## Entries supplied
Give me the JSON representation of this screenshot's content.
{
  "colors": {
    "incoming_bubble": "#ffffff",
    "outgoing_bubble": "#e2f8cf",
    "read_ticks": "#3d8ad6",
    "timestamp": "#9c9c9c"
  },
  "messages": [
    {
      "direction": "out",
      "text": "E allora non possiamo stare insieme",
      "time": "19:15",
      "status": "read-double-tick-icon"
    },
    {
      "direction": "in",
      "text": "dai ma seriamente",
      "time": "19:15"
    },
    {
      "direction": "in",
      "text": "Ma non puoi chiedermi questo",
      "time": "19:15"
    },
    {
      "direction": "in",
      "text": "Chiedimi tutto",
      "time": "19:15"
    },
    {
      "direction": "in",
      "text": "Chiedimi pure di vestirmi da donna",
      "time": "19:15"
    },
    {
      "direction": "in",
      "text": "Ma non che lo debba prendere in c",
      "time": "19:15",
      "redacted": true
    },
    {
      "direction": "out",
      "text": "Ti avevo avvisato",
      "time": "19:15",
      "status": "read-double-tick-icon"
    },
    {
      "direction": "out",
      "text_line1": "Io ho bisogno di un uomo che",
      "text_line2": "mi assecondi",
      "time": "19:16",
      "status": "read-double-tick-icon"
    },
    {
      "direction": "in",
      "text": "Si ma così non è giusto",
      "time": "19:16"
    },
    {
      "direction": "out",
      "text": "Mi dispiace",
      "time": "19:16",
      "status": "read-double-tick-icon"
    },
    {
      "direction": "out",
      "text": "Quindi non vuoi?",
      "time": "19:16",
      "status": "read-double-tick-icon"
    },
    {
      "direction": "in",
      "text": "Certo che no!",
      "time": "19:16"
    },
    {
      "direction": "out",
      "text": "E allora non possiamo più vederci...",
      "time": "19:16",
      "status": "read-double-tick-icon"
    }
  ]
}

## Description of the task
Copy the data above in full, character for character.

## Solution for this exercise
Give me the JSON representation of this screenshot's content.
{
  "colors": {
    "incoming_bubble": "#ffffff",
    "outgoing_bubble": "#e2f8cf",
    "read_ticks": "#3d8ad6",
    "timestamp": "#9c9c9c"
  },
  "messages": [
    {
      "direction": "out",
      "text": "E allora non possiamo stare insieme",
      "time": "19:15",
      "status": "read-double-tick-icon"
    },
    {
      "direction": "in",
      "text": "dai ma seriamente",
      "time": "19:15"
    },
    {
      "direction": "in",
      "text": "Ma non puoi chiedermi questo",
      "time": "19:15"
    },
    {
      "direction": "in",
      "text": "Chiedimi tutto",
      "time": "19:15"
    },
    {
      "direction": "in",
      "text": "Chiedimi pure di vestirmi da donna",
      "time": "19:15"
    },
    {
      "direction": "in",
      "text": "Ma non che lo debba prendere in c",
      "time": "19:15",
      "redacted": true
    },
    {
      "direction": "out",
      "text": "Ti avevo avvisato",
      "time": "19:15",
      "status": "read-double-tick-icon"
    },
    {
      "direction": "out",
      "text_line1": "Io ho bisogno di un uomo che",
      "text_line2": "mi assecondi",
      "time": "19:16",
      "status": "read-double-tick-icon"
    },
    {
      "direction": "in",
      "text": "Si ma così non è giusto",
      "time": "19:16"
    },
    {
      "direction": "out",
      "text": "Mi dispiace",
      "time": "19:16",
      "status": "read-double-tick-icon"
    },
    {
      "direction": "out",
      "text": "Quindi non vuoi?",
      "time": "19:16",
      "status": "read-double-tick-icon"
    },
    {
      "direction": "in",
      "text": "Certo che no!",
      "time": "19:16"
    },
    {
      "direction": "out",
      "text": "E allora non possiamo più vederci...",
      "time": "19:16",
      "status": "read-double-tick-icon"
    }
  ]
}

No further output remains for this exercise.